What to produce = Copy the records that follow exactly as written, but not their pictures.

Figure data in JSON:
--- --- ---
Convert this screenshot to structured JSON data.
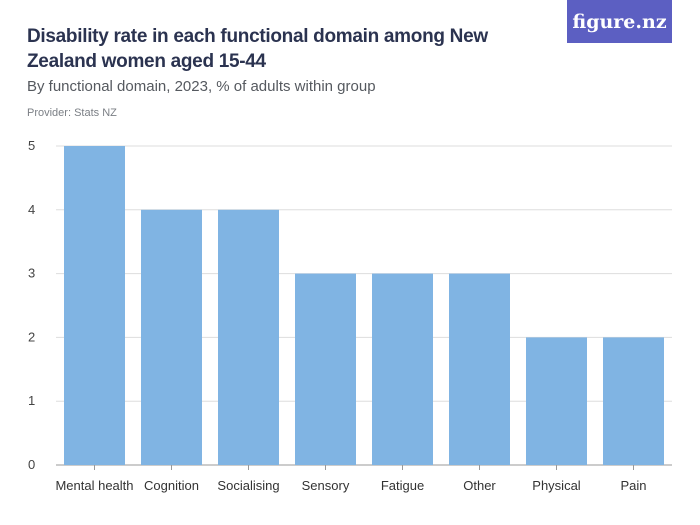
{
  "header": {
    "title": "Disability rate in each functional domain among New Zealand women aged 15-44",
    "subtitle": "By functional domain, 2023, % of adults within group",
    "provider": "Provider: Stats NZ",
    "logo": "figure.nz"
  },
  "colors": {
    "bar": "#80b4e3",
    "grid": "#dddddd",
    "logo_bg": "#5c5fc2"
  },
  "chart_data": {
    "type": "bar",
    "categories": [
      "Mental health",
      "Cognition",
      "Socialising",
      "Sensory",
      "Fatigue",
      "Other",
      "Physical",
      "Pain"
    ],
    "values": [
      5,
      4,
      4,
      3,
      3,
      3,
      2,
      2
    ],
    "ylim": [
      0,
      5
    ],
    "yticks": [
      0,
      1,
      2,
      3,
      4,
      5
    ],
    "grid": true
  }
}
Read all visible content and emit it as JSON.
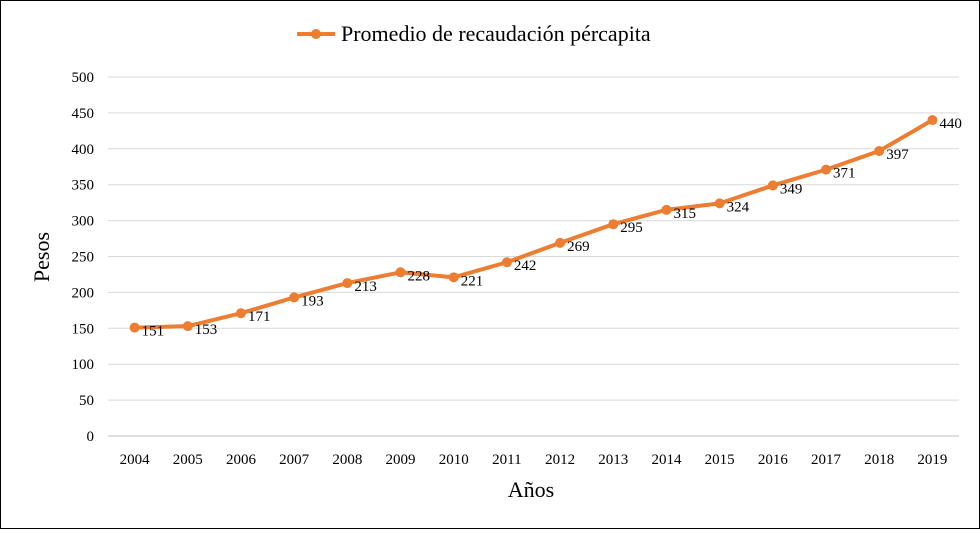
{
  "chart_data": {
    "type": "line",
    "title": "",
    "xlabel": "Años",
    "ylabel": "Pesos",
    "ylim": [
      0,
      500
    ],
    "yticks": [
      "0",
      "50",
      "100",
      "150",
      "200",
      "250",
      "300",
      "350",
      "400",
      "450",
      "500"
    ],
    "grid": true,
    "legend_position": "top-center",
    "categories": [
      "2004",
      "2005",
      "2006",
      "2007",
      "2008",
      "2009",
      "2010",
      "2011",
      "2012",
      "2013",
      "2014",
      "2015",
      "2016",
      "2017",
      "2018",
      "2019"
    ],
    "series": [
      {
        "name": "Promedio de recaudación pércapita",
        "color": "#ED7D31",
        "values": [
          151,
          153,
          171,
          193,
          213,
          228,
          221,
          242,
          269,
          295,
          315,
          324,
          349,
          371,
          397,
          440
        ],
        "labels": [
          "151",
          "153",
          "171",
          "193",
          "213",
          "228",
          "221",
          "242",
          "269",
          "295",
          "315",
          "324",
          "349",
          "371",
          "397",
          "440"
        ]
      }
    ]
  }
}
--- --- ---
Written solution =
Convert this screenshot to structured JSON data.
{
  "header": {
    "title": "Disability rate in each functional domain among New Zealand women aged 15-44",
    "subtitle": "By functional domain, 2023, % of adults within group",
    "provider": "Provider: Stats NZ",
    "logo": "figure.nz"
  },
  "colors": {
    "bar": "#80b4e3",
    "grid": "#dddddd",
    "logo_bg": "#5c5fc2"
  },
  "chart_data": {
    "type": "bar",
    "categories": [
      "Mental health",
      "Cognition",
      "Socialising",
      "Sensory",
      "Fatigue",
      "Other",
      "Physical",
      "Pain"
    ],
    "values": [
      5,
      4,
      4,
      3,
      3,
      3,
      2,
      2
    ],
    "ylim": [
      0,
      5
    ],
    "yticks": [
      0,
      1,
      2,
      3,
      4,
      5
    ],
    "grid": true
  }
}
Read all visible content and emit it as JSON.
{
  "chart_data": {
    "type": "line",
    "title": "",
    "xlabel": "Años",
    "ylabel": "Pesos",
    "ylim": [
      0,
      500
    ],
    "yticks": [
      "0",
      "50",
      "100",
      "150",
      "200",
      "250",
      "300",
      "350",
      "400",
      "450",
      "500"
    ],
    "grid": true,
    "legend_position": "top-center",
    "categories": [
      "2004",
      "2005",
      "2006",
      "2007",
      "2008",
      "2009",
      "2010",
      "2011",
      "2012",
      "2013",
      "2014",
      "2015",
      "2016",
      "2017",
      "2018",
      "2019"
    ],
    "series": [
      {
        "name": "Promedio de recaudación pércapita",
        "color": "#ED7D31",
        "values": [
          151,
          153,
          171,
          193,
          213,
          228,
          221,
          242,
          269,
          295,
          315,
          324,
          349,
          371,
          397,
          440
        ],
        "labels": [
          "151",
          "153",
          "171",
          "193",
          "213",
          "228",
          "221",
          "242",
          "269",
          "295",
          "315",
          "324",
          "349",
          "371",
          "397",
          "440"
        ]
      }
    ]
  }
}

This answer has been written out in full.